TASK BRIEF
Reproduce all of the data that follows, character for character.

####################

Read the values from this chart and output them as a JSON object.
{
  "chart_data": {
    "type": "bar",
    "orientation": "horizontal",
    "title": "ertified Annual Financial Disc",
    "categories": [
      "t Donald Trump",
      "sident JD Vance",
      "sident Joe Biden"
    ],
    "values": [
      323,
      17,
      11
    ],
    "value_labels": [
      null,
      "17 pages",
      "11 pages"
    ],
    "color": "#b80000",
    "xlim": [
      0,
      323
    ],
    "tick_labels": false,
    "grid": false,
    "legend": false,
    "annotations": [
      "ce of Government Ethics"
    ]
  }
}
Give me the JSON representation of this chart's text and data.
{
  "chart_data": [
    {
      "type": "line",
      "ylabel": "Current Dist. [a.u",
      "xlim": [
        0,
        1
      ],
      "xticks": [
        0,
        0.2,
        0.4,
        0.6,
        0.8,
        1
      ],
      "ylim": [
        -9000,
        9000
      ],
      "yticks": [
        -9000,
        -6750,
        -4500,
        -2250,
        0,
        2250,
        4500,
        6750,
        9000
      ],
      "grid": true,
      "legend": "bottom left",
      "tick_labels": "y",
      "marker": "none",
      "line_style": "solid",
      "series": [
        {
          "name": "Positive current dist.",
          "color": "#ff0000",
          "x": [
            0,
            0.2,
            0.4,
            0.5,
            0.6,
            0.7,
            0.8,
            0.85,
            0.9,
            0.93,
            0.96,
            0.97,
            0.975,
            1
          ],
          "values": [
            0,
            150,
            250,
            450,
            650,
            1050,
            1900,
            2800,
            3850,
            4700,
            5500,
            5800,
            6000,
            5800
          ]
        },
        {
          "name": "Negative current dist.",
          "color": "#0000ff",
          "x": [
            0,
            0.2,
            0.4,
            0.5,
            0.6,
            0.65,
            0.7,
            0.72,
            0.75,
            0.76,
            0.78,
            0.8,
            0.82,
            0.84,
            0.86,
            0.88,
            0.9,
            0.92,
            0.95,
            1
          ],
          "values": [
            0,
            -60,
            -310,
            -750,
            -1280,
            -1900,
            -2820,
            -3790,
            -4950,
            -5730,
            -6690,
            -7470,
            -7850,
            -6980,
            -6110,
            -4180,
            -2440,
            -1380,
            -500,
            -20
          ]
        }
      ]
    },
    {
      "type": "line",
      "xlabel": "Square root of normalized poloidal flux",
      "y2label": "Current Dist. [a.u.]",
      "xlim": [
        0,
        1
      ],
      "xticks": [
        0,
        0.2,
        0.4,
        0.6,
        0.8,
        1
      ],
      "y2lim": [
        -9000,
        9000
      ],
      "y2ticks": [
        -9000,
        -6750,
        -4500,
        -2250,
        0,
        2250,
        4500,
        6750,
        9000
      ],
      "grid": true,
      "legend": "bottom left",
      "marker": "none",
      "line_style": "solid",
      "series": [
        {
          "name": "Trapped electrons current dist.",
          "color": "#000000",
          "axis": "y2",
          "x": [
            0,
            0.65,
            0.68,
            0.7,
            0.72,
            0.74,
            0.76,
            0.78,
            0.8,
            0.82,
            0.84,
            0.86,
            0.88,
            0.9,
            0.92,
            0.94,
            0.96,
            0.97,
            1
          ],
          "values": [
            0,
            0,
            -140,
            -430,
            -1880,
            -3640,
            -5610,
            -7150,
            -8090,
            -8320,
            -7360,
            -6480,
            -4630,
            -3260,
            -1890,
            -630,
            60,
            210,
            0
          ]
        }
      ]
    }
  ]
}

####################

SOLUTION FOR THIS EXERCISE
Read the values from this chart and output them as a JSON object.
{
  "chart_data": {
    "type": "bar",
    "orientation": "horizontal",
    "title": "ertified Annual Financial Disc",
    "categories": [
      "t Donald Trump",
      "sident JD Vance",
      "sident Joe Biden"
    ],
    "values": [
      323,
      17,
      11
    ],
    "value_labels": [
      null,
      "17 pages",
      "11 pages"
    ],
    "color": "#b80000",
    "xlim": [
      0,
      323
    ],
    "tick_labels": false,
    "grid": false,
    "legend": false,
    "annotations": [
      "ce of Government Ethics"
    ]
  }
}
Give me the JSON representation of this chart's text and data.
{
  "chart_data": [
    {
      "type": "line",
      "ylabel": "Current Dist. [a.u",
      "xlim": [
        0,
        1
      ],
      "xticks": [
        0,
        0.2,
        0.4,
        0.6,
        0.8,
        1
      ],
      "ylim": [
        -9000,
        9000
      ],
      "yticks": [
        -9000,
        -6750,
        -4500,
        -2250,
        0,
        2250,
        4500,
        6750,
        9000
      ],
      "grid": true,
      "legend": "bottom left",
      "tick_labels": "y",
      "marker": "none",
      "line_style": "solid",
      "series": [
        {
          "name": "Positive current dist.",
          "color": "#ff0000",
          "x": [
            0,
            0.2,
            0.4,
            0.5,
            0.6,
            0.7,
            0.8,
            0.85,
            0.9,
            0.93,
            0.96,
            0.97,
            0.975,
            1
          ],
          "values": [
            0,
            150,
            250,
            450,
            650,
            1050,
            1900,
            2800,
            3850,
            4700,
            5500,
            5800,
            6000,
            5800
          ]
        },
        {
          "name": "Negative current dist.",
          "color": "#0000ff",
          "x": [
            0,
            0.2,
            0.4,
            0.5,
            0.6,
            0.65,
            0.7,
            0.72,
            0.75,
            0.76,
            0.78,
            0.8,
            0.82,
            0.84,
            0.86,
            0.88,
            0.9,
            0.92,
            0.95,
            1
          ],
          "values": [
            0,
            -60,
            -310,
            -750,
            -1280,
            -1900,
            -2820,
            -3790,
            -4950,
            -5730,
            -6690,
            -7470,
            -7850,
            -6980,
            -6110,
            -4180,
            -2440,
            -1380,
            -500,
            -20
          ]
        }
      ]
    },
    {
      "type": "line",
      "xlabel": "Square root of normalized poloidal flux",
      "y2label": "Current Dist. [a.u.]",
      "xlim": [
        0,
        1
      ],
      "xticks": [
        0,
        0.2,
        0.4,
        0.6,
        0.8,
        1
      ],
      "y2lim": [
        -9000,
        9000
      ],
      "y2ticks": [
        -9000,
        -6750,
        -4500,
        -2250,
        0,
        2250,
        4500,
        6750,
        9000
      ],
      "grid": true,
      "legend": "bottom left",
      "marker": "none",
      "line_style": "solid",
      "series": [
        {
          "name": "Trapped electrons current dist.",
          "color": "#000000",
          "axis": "y2",
          "x": [
            0,
            0.65,
            0.68,
            0.7,
            0.72,
            0.74,
            0.76,
            0.78,
            0.8,
            0.82,
            0.84,
            0.86,
            0.88,
            0.9,
            0.92,
            0.94,
            0.96,
            0.97,
            1
          ],
          "values": [
            0,
            0,
            -140,
            -430,
            -1880,
            -3640,
            -5610,
            -7150,
            -8090,
            -8320,
            -7360,
            -6480,
            -4630,
            -3260,
            -1890,
            -630,
            60,
            210,
            0
          ]
        }
      ]
    }
  ]
}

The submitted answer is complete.